» **DIRECTION**
Collect every line that includes the string "this".

» **SUPPLIED RECORDS**
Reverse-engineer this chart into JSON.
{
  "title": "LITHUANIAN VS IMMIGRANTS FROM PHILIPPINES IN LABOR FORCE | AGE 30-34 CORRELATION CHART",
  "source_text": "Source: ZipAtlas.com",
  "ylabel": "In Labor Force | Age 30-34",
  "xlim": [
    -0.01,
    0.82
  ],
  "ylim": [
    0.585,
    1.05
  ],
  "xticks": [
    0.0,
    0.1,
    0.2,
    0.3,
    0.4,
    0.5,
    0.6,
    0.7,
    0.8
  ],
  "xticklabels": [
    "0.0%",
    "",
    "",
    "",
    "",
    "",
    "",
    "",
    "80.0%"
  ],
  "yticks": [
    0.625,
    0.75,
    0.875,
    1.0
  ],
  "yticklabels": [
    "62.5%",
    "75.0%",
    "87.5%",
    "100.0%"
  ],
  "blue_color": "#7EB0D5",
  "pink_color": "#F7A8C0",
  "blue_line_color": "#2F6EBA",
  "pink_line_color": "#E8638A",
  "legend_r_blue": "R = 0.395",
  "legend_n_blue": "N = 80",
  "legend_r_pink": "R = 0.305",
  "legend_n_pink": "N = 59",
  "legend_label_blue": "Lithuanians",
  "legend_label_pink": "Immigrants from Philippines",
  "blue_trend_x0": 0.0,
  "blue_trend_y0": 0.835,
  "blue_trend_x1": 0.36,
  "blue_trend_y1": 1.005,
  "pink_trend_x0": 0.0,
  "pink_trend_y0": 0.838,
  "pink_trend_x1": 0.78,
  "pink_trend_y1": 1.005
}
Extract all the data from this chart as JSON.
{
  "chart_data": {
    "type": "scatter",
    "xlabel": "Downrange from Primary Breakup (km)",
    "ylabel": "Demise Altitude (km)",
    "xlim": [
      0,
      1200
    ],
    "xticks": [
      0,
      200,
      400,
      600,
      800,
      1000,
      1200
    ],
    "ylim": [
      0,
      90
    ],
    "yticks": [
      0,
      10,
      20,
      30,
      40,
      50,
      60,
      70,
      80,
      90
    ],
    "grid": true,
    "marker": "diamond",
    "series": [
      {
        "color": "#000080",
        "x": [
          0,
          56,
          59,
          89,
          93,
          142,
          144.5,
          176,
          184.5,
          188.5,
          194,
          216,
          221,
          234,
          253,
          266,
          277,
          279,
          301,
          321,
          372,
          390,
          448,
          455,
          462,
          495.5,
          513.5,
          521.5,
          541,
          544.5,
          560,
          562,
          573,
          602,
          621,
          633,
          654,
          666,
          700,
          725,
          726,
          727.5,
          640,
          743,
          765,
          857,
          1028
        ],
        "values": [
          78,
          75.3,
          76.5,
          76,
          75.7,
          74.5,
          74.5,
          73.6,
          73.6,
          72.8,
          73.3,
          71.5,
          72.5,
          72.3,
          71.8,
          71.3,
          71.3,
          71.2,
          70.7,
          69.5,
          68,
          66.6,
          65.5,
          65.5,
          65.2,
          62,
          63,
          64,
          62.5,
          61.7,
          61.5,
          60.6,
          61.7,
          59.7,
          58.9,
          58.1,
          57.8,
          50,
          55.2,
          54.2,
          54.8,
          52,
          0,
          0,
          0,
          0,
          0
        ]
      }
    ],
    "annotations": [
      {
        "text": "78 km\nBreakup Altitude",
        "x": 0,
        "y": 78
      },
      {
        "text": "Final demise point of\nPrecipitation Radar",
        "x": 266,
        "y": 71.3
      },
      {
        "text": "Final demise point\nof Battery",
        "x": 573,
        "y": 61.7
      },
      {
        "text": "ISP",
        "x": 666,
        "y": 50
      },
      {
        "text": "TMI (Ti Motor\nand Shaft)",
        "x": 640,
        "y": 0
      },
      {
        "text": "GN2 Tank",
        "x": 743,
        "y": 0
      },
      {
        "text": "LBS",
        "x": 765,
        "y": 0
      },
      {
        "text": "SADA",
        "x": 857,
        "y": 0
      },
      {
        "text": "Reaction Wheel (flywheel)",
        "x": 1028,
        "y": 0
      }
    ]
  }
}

» **ANSWER BELOW**
Reverse-engineer this chart into JSON.
Extract all the data from this chart as JSON.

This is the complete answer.